- _REQUIRED TASK_: Every record below is to be retyped exactly.

[Begin INPUT MATERIAL]

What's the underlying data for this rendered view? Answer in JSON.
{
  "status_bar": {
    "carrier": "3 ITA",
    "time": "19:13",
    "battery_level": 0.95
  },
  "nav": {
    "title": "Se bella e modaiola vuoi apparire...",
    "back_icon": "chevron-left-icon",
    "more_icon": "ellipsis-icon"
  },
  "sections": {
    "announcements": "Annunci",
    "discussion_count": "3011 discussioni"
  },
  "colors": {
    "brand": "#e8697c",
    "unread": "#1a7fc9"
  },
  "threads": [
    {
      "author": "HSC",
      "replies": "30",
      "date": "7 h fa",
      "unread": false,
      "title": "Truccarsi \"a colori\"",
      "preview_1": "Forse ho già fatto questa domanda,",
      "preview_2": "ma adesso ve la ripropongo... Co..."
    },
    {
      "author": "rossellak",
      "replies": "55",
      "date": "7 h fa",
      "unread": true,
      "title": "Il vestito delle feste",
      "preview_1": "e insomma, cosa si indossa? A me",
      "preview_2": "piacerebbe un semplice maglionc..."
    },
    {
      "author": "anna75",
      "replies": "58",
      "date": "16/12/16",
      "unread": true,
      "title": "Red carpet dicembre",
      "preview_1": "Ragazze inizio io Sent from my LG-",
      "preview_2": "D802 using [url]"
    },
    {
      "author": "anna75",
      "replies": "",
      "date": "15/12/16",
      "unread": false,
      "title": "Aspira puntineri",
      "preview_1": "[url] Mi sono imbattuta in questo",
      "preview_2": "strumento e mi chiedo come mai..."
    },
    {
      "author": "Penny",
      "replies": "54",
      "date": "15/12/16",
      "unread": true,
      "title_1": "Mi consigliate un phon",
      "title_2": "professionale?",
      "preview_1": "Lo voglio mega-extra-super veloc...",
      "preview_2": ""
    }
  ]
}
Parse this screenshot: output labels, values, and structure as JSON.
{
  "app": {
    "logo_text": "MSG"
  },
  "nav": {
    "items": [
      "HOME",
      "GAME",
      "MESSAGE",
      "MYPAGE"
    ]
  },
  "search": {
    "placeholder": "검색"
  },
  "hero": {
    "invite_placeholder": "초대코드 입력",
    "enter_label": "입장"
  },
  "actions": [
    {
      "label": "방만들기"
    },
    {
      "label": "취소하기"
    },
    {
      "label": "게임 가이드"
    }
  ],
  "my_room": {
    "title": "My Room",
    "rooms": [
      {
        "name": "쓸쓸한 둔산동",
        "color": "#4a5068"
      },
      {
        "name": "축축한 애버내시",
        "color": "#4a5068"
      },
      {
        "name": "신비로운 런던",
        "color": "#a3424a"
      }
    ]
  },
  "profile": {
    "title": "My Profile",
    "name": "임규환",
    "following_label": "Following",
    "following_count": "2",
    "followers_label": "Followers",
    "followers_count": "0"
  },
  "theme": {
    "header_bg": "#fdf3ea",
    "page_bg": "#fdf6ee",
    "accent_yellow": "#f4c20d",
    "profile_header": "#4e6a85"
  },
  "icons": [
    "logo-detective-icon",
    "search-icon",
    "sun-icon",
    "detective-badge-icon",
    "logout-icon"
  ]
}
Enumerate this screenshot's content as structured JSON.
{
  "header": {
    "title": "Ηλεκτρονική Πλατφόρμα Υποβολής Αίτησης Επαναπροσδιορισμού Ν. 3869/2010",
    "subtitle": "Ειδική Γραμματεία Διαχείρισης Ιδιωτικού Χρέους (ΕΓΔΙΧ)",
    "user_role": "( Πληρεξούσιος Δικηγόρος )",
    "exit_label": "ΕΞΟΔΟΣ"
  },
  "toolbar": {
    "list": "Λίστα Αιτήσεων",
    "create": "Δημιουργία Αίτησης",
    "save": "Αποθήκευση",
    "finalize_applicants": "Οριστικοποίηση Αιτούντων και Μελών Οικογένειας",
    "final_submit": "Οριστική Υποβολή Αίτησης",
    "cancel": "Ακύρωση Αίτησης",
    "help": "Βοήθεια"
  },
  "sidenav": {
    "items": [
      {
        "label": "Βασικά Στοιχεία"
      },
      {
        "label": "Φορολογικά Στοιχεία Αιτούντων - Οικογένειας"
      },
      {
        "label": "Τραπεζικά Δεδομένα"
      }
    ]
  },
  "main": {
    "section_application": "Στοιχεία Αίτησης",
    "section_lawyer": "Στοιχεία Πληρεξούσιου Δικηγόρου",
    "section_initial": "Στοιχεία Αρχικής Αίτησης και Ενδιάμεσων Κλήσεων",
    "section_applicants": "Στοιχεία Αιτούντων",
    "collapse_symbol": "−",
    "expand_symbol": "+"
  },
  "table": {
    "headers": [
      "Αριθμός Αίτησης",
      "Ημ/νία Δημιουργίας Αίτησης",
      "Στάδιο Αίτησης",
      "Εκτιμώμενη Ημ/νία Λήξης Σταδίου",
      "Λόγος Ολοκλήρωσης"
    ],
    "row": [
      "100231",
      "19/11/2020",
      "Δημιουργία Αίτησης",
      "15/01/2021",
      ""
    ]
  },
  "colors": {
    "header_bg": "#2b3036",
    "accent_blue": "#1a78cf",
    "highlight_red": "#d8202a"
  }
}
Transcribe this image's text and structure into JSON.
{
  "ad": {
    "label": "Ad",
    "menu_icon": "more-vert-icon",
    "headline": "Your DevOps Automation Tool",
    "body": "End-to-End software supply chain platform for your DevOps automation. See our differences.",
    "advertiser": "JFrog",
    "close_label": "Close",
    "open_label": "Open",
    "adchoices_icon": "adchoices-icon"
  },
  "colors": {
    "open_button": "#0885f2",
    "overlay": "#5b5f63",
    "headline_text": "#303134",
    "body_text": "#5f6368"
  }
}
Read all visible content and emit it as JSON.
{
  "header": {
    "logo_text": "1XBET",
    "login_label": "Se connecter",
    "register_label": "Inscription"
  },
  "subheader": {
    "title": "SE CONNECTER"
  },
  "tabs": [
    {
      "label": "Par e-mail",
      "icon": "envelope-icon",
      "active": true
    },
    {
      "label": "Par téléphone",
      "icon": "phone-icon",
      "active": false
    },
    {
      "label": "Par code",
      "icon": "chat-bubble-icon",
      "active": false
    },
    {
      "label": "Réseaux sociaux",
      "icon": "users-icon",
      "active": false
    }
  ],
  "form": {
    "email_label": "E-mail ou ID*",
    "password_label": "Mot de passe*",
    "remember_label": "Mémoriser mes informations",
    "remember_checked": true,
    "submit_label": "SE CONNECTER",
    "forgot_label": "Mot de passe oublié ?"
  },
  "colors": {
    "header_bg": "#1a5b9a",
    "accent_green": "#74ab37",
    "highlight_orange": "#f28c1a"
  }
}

[End INPUT MATERIAL]

- _RESPONSE TO THE TASK_:
What's the underlying data for this rendered view? Answer in JSON.
{
  "status_bar": {
    "carrier": "3 ITA",
    "time": "19:13",
    "battery_level": 0.95
  },
  "nav": {
    "title": "Se bella e modaiola vuoi apparire...",
    "back_icon": "chevron-left-icon",
    "more_icon": "ellipsis-icon"
  },
  "sections": {
    "announcements": "Annunci",
    "discussion_count": "3011 discussioni"
  },
  "colors": {
    "brand": "#e8697c",
    "unread": "#1a7fc9"
  },
  "threads": [
    {
      "author": "HSC",
      "replies": "30",
      "date": "7 h fa",
      "unread": false,
      "title": "Truccarsi \"a colori\"",
      "preview_1": "Forse ho già fatto questa domanda,",
      "preview_2": "ma adesso ve la ripropongo... Co..."
    },
    {
      "author": "rossellak",
      "replies": "55",
      "date": "7 h fa",
      "unread": true,
      "title": "Il vestito delle feste",
      "preview_1": "e insomma, cosa si indossa? A me",
      "preview_2": "piacerebbe un semplice maglionc..."
    },
    {
      "author": "anna75",
      "replies": "58",
      "date": "16/12/16",
      "unread": true,
      "title": "Red carpet dicembre",
      "preview_1": "Ragazze inizio io Sent from my LG-",
      "preview_2": "D802 using [url]"
    },
    {
      "author": "anna75",
      "replies": "",
      "date": "15/12/16",
      "unread": false,
      "title": "Aspira puntineri",
      "preview_1": "[url] Mi sono imbattuta in questo",
      "preview_2": "strumento e mi chiedo come mai..."
    },
    {
      "author": "Penny",
      "replies": "54",
      "date": "15/12/16",
      "unread": true,
      "title_1": "Mi consigliate un phon",
      "title_2": "professionale?",
      "preview_1": "Lo voglio mega-extra-super veloc...",
      "preview_2": ""
    }
  ]
}
Parse this screenshot: output labels, values, and structure as JSON.
{
  "app": {
    "logo_text": "MSG"
  },
  "nav": {
    "items": [
      "HOME",
      "GAME",
      "MESSAGE",
      "MYPAGE"
    ]
  },
  "search": {
    "placeholder": "검색"
  },
  "hero": {
    "invite_placeholder": "초대코드 입력",
    "enter_label": "입장"
  },
  "actions": [
    {
      "label": "방만들기"
    },
    {
      "label": "취소하기"
    },
    {
      "label": "게임 가이드"
    }
  ],
  "my_room": {
    "title": "My Room",
    "rooms": [
      {
        "name": "쓸쓸한 둔산동",
        "color": "#4a5068"
      },
      {
        "name": "축축한 애버내시",
        "color": "#4a5068"
      },
      {
        "name": "신비로운 런던",
        "color": "#a3424a"
      }
    ]
  },
  "profile": {
    "title": "My Profile",
    "name": "임규환",
    "following_label": "Following",
    "following_count": "2",
    "followers_label": "Followers",
    "followers_count": "0"
  },
  "theme": {
    "header_bg": "#fdf3ea",
    "page_bg": "#fdf6ee",
    "accent_yellow": "#f4c20d",
    "profile_header": "#4e6a85"
  },
  "icons": [
    "logo-detective-icon",
    "search-icon",
    "sun-icon",
    "detective-badge-icon",
    "logout-icon"
  ]
}
Enumerate this screenshot's content as structured JSON.
{
  "header": {
    "title": "Ηλεκτρονική Πλατφόρμα Υποβολής Αίτησης Επαναπροσδιορισμού Ν. 3869/2010",
    "subtitle": "Ειδική Γραμματεία Διαχείρισης Ιδιωτικού Χρέους (ΕΓΔΙΧ)",
    "user_role": "( Πληρεξούσιος Δικηγόρος )",
    "exit_label": "ΕΞΟΔΟΣ"
  },
  "toolbar": {
    "list": "Λίστα Αιτήσεων",
    "create": "Δημιουργία Αίτησης",
    "save": "Αποθήκευση",
    "finalize_applicants": "Οριστικοποίηση Αιτούντων και Μελών Οικογένειας",
    "final_submit": "Οριστική Υποβολή Αίτησης",
    "cancel": "Ακύρωση Αίτησης",
    "help": "Βοήθεια"
  },
  "sidenav": {
    "items": [
      {
        "label": "Βασικά Στοιχεία"
      },
      {
        "label": "Φορολογικά Στοιχεία Αιτούντων - Οικογένειας"
      },
      {
        "label": "Τραπεζικά Δεδομένα"
      }
    ]
  },
  "main": {
    "section_application": "Στοιχεία Αίτησης",
    "section_lawyer": "Στοιχεία Πληρεξούσιου Δικηγόρου",
    "section_initial": "Στοιχεία Αρχικής Αίτησης και Ενδιάμεσων Κλήσεων",
    "section_applicants": "Στοιχεία Αιτούντων",
    "collapse_symbol": "−",
    "expand_symbol": "+"
  },
  "table": {
    "headers": [
      "Αριθμός Αίτησης",
      "Ημ/νία Δημιουργίας Αίτησης",
      "Στάδιο Αίτησης",
      "Εκτιμώμενη Ημ/νία Λήξης Σταδίου",
      "Λόγος Ολοκλήρωσης"
    ],
    "row": [
      "100231",
      "19/11/2020",
      "Δημιουργία Αίτησης",
      "15/01/2021",
      ""
    ]
  },
  "colors": {
    "header_bg": "#2b3036",
    "accent_blue": "#1a78cf",
    "highlight_red": "#d8202a"
  }
}
Transcribe this image's text and structure into JSON.
{
  "ad": {
    "label": "Ad",
    "menu_icon": "more-vert-icon",
    "headline": "Your DevOps Automation Tool",
    "body": "End-to-End software supply chain platform for your DevOps automation. See our differences.",
    "advertiser": "JFrog",
    "close_label": "Close",
    "open_label": "Open",
    "adchoices_icon": "adchoices-icon"
  },
  "colors": {
    "open_button": "#0885f2",
    "overlay": "#5b5f63",
    "headline_text": "#303134",
    "body_text": "#5f6368"
  }
}
Read all visible content and emit it as JSON.
{
  "header": {
    "logo_text": "1XBET",
    "login_label": "Se connecter",
    "register_label": "Inscription"
  },
  "subheader": {
    "title": "SE CONNECTER"
  },
  "tabs": [
    {
      "label": "Par e-mail",
      "icon": "envelope-icon",
      "active": true
    },
    {
      "label": "Par téléphone",
      "icon": "phone-icon",
      "active": false
    },
    {
      "label": "Par code",
      "icon": "chat-bubble-icon",
      "active": false
    },
    {
      "label": "Réseaux sociaux",
      "icon": "users-icon",
      "active": false
    }
  ],
  "form": {
    "email_label": "E-mail ou ID*",
    "password_label": "Mot de passe*",
    "remember_label": "Mémoriser mes informations",
    "remember_checked": true,
    "submit_label": "SE CONNECTER",
    "forgot_label": "Mot de passe oublié ?"
  },
  "colors": {
    "header_bg": "#1a5b9a",
    "accent_green": "#74ab37",
    "highlight_orange": "#f28c1a"
  }
}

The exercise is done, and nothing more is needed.